WHAT IS ASKED.
Will you transcribe all the entries word for word, skipping the pictures they hold?

RECORDS SUPPLIED.
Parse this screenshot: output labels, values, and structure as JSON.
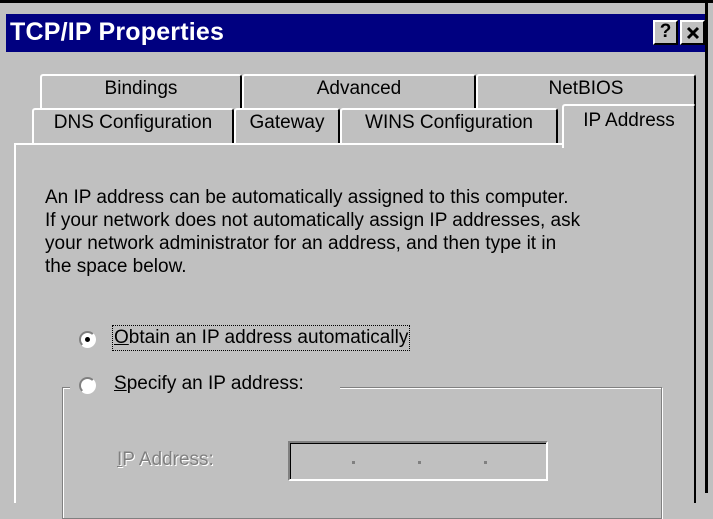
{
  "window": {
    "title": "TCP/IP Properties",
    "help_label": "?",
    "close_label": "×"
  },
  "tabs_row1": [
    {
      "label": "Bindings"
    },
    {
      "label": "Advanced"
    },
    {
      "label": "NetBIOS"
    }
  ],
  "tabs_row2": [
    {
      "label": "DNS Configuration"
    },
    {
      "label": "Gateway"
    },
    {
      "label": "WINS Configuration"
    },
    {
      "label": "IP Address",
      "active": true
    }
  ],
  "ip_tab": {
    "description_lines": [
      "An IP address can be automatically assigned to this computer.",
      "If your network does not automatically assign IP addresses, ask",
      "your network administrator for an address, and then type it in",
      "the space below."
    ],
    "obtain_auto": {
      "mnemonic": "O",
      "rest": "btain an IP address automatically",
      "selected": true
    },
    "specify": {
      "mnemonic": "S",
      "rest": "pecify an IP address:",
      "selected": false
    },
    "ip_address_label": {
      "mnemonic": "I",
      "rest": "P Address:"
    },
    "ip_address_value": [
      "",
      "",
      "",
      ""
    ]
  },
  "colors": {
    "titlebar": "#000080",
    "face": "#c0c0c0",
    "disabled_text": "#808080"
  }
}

EXERCISE RESPONSE.
Parse this screenshot: output labels, values, and structure as JSON.
{
  "window": {
    "title": "TCP/IP Properties",
    "help_label": "?",
    "close_label": "×"
  },
  "tabs_row1": [
    {
      "label": "Bindings"
    },
    {
      "label": "Advanced"
    },
    {
      "label": "NetBIOS"
    }
  ],
  "tabs_row2": [
    {
      "label": "DNS Configuration"
    },
    {
      "label": "Gateway"
    },
    {
      "label": "WINS Configuration"
    },
    {
      "label": "IP Address",
      "active": true
    }
  ],
  "ip_tab": {
    "description_lines": [
      "An IP address can be automatically assigned to this computer.",
      "If your network does not automatically assign IP addresses, ask",
      "your network administrator for an address, and then type it in",
      "the space below."
    ],
    "obtain_auto": {
      "mnemonic": "O",
      "rest": "btain an IP address automatically",
      "selected": true
    },
    "specify": {
      "mnemonic": "S",
      "rest": "pecify an IP address:",
      "selected": false
    },
    "ip_address_label": {
      "mnemonic": "I",
      "rest": "P Address:"
    },
    "ip_address_value": [
      "",
      "",
      "",
      ""
    ]
  },
  "colors": {
    "titlebar": "#000080",
    "face": "#c0c0c0",
    "disabled_text": "#808080"
  }
}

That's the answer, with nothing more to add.